Filter this material down to the lines that hold "title", copying each one.

--- Start of RECORDS PROVIDED ---

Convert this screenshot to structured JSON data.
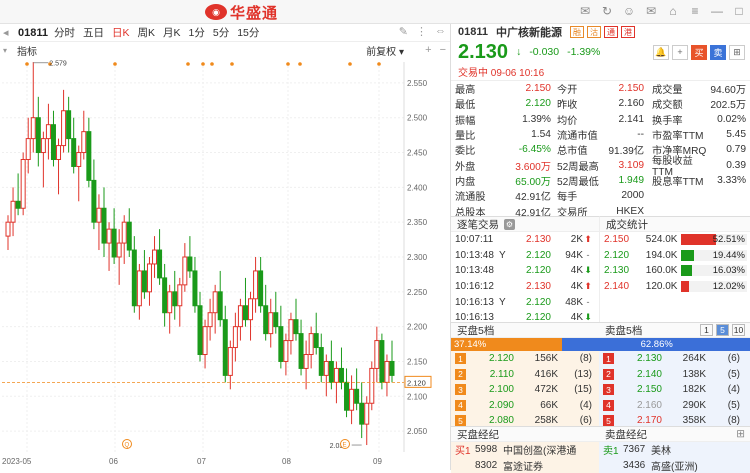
{
  "app": {
    "title": "华盛通"
  },
  "chart_header": {
    "symbol": "01811",
    "periods": [
      "分时",
      "五日",
      "日K",
      "周K",
      "月K",
      "1分",
      "5分",
      "15分"
    ],
    "active_period": "日K",
    "indicator": "指标",
    "adjust": "前复权"
  },
  "chart_data": {
    "type": "candlestick",
    "y_ticks": [
      "2.550",
      "2.500",
      "2.450",
      "2.400",
      "2.350",
      "2.300",
      "2.250",
      "2.200",
      "2.150",
      "2.100",
      "2.050"
    ],
    "y_values": [
      2.55,
      2.5,
      2.45,
      2.4,
      2.35,
      2.3,
      2.25,
      2.2,
      2.15,
      2.12,
      2.1,
      2.05
    ],
    "ylim": [
      2.02,
      2.58
    ],
    "x_labels": [
      "2023-05",
      "06",
      "07",
      "08",
      "09"
    ],
    "current_price_label": "2.120",
    "high_label": "2.579",
    "low_label": "2.030",
    "candles": [
      [
        2.33,
        2.36,
        2.31,
        2.35
      ],
      [
        2.35,
        2.4,
        2.33,
        2.38
      ],
      [
        2.38,
        2.42,
        2.36,
        2.37
      ],
      [
        2.37,
        2.45,
        2.36,
        2.44
      ],
      [
        2.44,
        2.5,
        2.42,
        2.47
      ],
      [
        2.47,
        2.58,
        2.45,
        2.5
      ],
      [
        2.5,
        2.53,
        2.43,
        2.45
      ],
      [
        2.45,
        2.48,
        2.4,
        2.47
      ],
      [
        2.47,
        2.52,
        2.44,
        2.49
      ],
      [
        2.49,
        2.51,
        2.43,
        2.44
      ],
      [
        2.44,
        2.47,
        2.39,
        2.46
      ],
      [
        2.46,
        2.54,
        2.45,
        2.51
      ],
      [
        2.51,
        2.53,
        2.45,
        2.47
      ],
      [
        2.47,
        2.5,
        2.42,
        2.43
      ],
      [
        2.43,
        2.46,
        2.38,
        2.45
      ],
      [
        2.45,
        2.51,
        2.44,
        2.48
      ],
      [
        2.48,
        2.5,
        2.4,
        2.41
      ],
      [
        2.41,
        2.44,
        2.34,
        2.35
      ],
      [
        2.35,
        2.39,
        2.31,
        2.37
      ],
      [
        2.37,
        2.4,
        2.3,
        2.32
      ],
      [
        2.32,
        2.35,
        2.28,
        2.34
      ],
      [
        2.34,
        2.37,
        2.29,
        2.3
      ],
      [
        2.3,
        2.34,
        2.26,
        2.32
      ],
      [
        2.32,
        2.36,
        2.29,
        2.35
      ],
      [
        2.35,
        2.37,
        2.3,
        2.31
      ],
      [
        2.31,
        2.33,
        2.22,
        2.23
      ],
      [
        2.23,
        2.29,
        2.21,
        2.28
      ],
      [
        2.28,
        2.31,
        2.24,
        2.25
      ],
      [
        2.25,
        2.3,
        2.23,
        2.29
      ],
      [
        2.29,
        2.33,
        2.27,
        2.31
      ],
      [
        2.31,
        2.34,
        2.26,
        2.27
      ],
      [
        2.27,
        2.29,
        2.2,
        2.22
      ],
      [
        2.22,
        2.26,
        2.19,
        2.25
      ],
      [
        2.25,
        2.28,
        2.21,
        2.23
      ],
      [
        2.23,
        2.27,
        2.2,
        2.26
      ],
      [
        2.26,
        2.32,
        2.25,
        2.3
      ],
      [
        2.3,
        2.33,
        2.27,
        2.28
      ],
      [
        2.28,
        2.3,
        2.22,
        2.23
      ],
      [
        2.23,
        2.25,
        2.15,
        2.16
      ],
      [
        2.16,
        2.21,
        2.14,
        2.2
      ],
      [
        2.2,
        2.24,
        2.18,
        2.22
      ],
      [
        2.22,
        2.26,
        2.19,
        2.25
      ],
      [
        2.25,
        2.28,
        2.2,
        2.21
      ],
      [
        2.21,
        2.23,
        2.12,
        2.13
      ],
      [
        2.13,
        2.18,
        2.11,
        2.17
      ],
      [
        2.17,
        2.22,
        2.15,
        2.2
      ],
      [
        2.2,
        2.24,
        2.18,
        2.23
      ],
      [
        2.23,
        2.27,
        2.2,
        2.21
      ],
      [
        2.21,
        2.25,
        2.18,
        2.24
      ],
      [
        2.24,
        2.3,
        2.22,
        2.28
      ],
      [
        2.28,
        2.3,
        2.22,
        2.23
      ],
      [
        2.23,
        2.26,
        2.18,
        2.19
      ],
      [
        2.19,
        2.24,
        2.17,
        2.22
      ],
      [
        2.22,
        2.25,
        2.19,
        2.2
      ],
      [
        2.2,
        2.23,
        2.14,
        2.15
      ],
      [
        2.15,
        2.19,
        2.13,
        2.18
      ],
      [
        2.18,
        2.22,
        2.16,
        2.21
      ],
      [
        2.21,
        2.24,
        2.18,
        2.19
      ],
      [
        2.19,
        2.21,
        2.13,
        2.14
      ],
      [
        2.14,
        2.18,
        2.11,
        2.16
      ],
      [
        2.16,
        2.2,
        2.14,
        2.19
      ],
      [
        2.19,
        2.22,
        2.16,
        2.17
      ],
      [
        2.17,
        2.19,
        2.12,
        2.13
      ],
      [
        2.13,
        2.16,
        2.1,
        2.15
      ],
      [
        2.15,
        2.18,
        2.11,
        2.12
      ],
      [
        2.12,
        2.15,
        2.09,
        2.14
      ],
      [
        2.14,
        2.17,
        2.11,
        2.12
      ],
      [
        2.12,
        2.14,
        2.07,
        2.08
      ],
      [
        2.08,
        2.13,
        2.06,
        2.11
      ],
      [
        2.11,
        2.14,
        2.08,
        2.09
      ],
      [
        2.09,
        2.12,
        2.04,
        2.06
      ],
      [
        2.06,
        2.1,
        2.03,
        2.09
      ],
      [
        2.09,
        2.15,
        2.08,
        2.14
      ],
      [
        2.14,
        2.2,
        2.12,
        2.18
      ],
      [
        2.18,
        2.19,
        2.11,
        2.12
      ],
      [
        2.12,
        2.16,
        2.1,
        2.15
      ],
      [
        2.15,
        2.18,
        2.12,
        2.13
      ]
    ]
  },
  "quote": {
    "code": "01811",
    "name": "中广核新能源",
    "tags": [
      "融",
      "沽",
      "通",
      "港"
    ],
    "price": "2.130",
    "change": "-0.030",
    "change_pct": "-1.39%",
    "status": "交易中 09-06 10:16",
    "buttons": {
      "buy": "买",
      "sell": "卖"
    },
    "rows": [
      [
        "最高",
        "2.150",
        "今开",
        "2.150",
        "成交量",
        "94.60万"
      ],
      [
        "最低",
        "2.120",
        "昨收",
        "2.160",
        "成交额",
        "202.5万"
      ],
      [
        "振幅",
        "1.39%",
        "均价",
        "2.141",
        "换手率",
        "0.02%"
      ],
      [
        "量比",
        "1.54",
        "流通市值",
        "--",
        "市盈率TTM",
        "5.45"
      ],
      [
        "委比",
        "-6.45%",
        "总市值",
        "91.39亿",
        "市净率MRQ",
        "0.79"
      ],
      [
        "外盘",
        "3.600万",
        "52周最高",
        "3.109",
        "每股收益TTM",
        "0.39"
      ],
      [
        "内盘",
        "65.00万",
        "52周最低",
        "1.949",
        "股息率TTM",
        "3.33%"
      ],
      [
        "流通股",
        "42.91亿",
        "每手",
        "2000",
        "",
        ""
      ],
      [
        "总股本",
        "42.91亿",
        "交易所",
        "HKEX",
        "",
        ""
      ]
    ]
  },
  "ticks": {
    "title": "逐笔交易",
    "rows": [
      [
        "10:07:11",
        "",
        "2.130",
        "2K",
        "up"
      ],
      [
        "10:13:48",
        "Y",
        "2.120",
        "94K",
        "dash"
      ],
      [
        "10:13:48",
        "",
        "2.120",
        "4K",
        "down"
      ],
      [
        "10:16:12",
        "",
        "2.130",
        "4K",
        "up"
      ],
      [
        "10:16:13",
        "Y",
        "2.120",
        "48K",
        "dash"
      ],
      [
        "10:16:13",
        "",
        "2.120",
        "4K",
        "down"
      ]
    ]
  },
  "volstat": {
    "title": "成交统计",
    "rows": [
      [
        "2.150",
        "524.0K",
        "52.51%",
        0.5251,
        "#e0332a"
      ],
      [
        "2.120",
        "194.0K",
        "19.44%",
        0.1944,
        "#1a9a1a"
      ],
      [
        "2.130",
        "160.0K",
        "16.03%",
        0.1603,
        "#1a9a1a"
      ],
      [
        "2.140",
        "120.0K",
        "12.02%",
        0.1202,
        "#e0332a"
      ]
    ]
  },
  "bid": {
    "title": "买盘5档",
    "pct": "37.14%",
    "ratio": 0.3714,
    "rows": [
      [
        "1",
        "2.120",
        "156K",
        "(8)"
      ],
      [
        "2",
        "2.110",
        "416K",
        "(13)"
      ],
      [
        "3",
        "2.100",
        "472K",
        "(15)"
      ],
      [
        "4",
        "2.090",
        "66K",
        "(4)"
      ],
      [
        "5",
        "2.080",
        "258K",
        "(6)"
      ]
    ]
  },
  "ask": {
    "title": "卖盘5档",
    "pct": "62.86%",
    "rows": [
      [
        "1",
        "2.130",
        "264K",
        "(6)"
      ],
      [
        "2",
        "2.140",
        "138K",
        "(5)"
      ],
      [
        "3",
        "2.150",
        "182K",
        "(4)"
      ],
      [
        "4",
        "2.160",
        "290K",
        "(5)"
      ],
      [
        "5",
        "2.170",
        "358K",
        "(8)"
      ]
    ],
    "pages": [
      "1",
      "5",
      "10"
    ]
  },
  "brokers_buy": {
    "title": "买盘经纪",
    "rows": [
      [
        "买1",
        "5998",
        "中国创盈(深港通"
      ],
      [
        "",
        "8302",
        "富途证券"
      ]
    ]
  },
  "brokers_sell": {
    "title": "卖盘经纪",
    "rows": [
      [
        "卖1",
        "7367",
        "美林"
      ],
      [
        "",
        "3436",
        "高盛(亚洲)"
      ]
    ]
  }
}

--- End of RECORDS PROVIDED ---

[EXERCISE ANSWER]
    "title": "华盛通"
    "title": "逐笔交易",
    "title": "成交统计",
    "title": "买盘5档",
    "title": "卖盘5档",
    "title": "买盘经纪",
    "title": "卖盘经纪",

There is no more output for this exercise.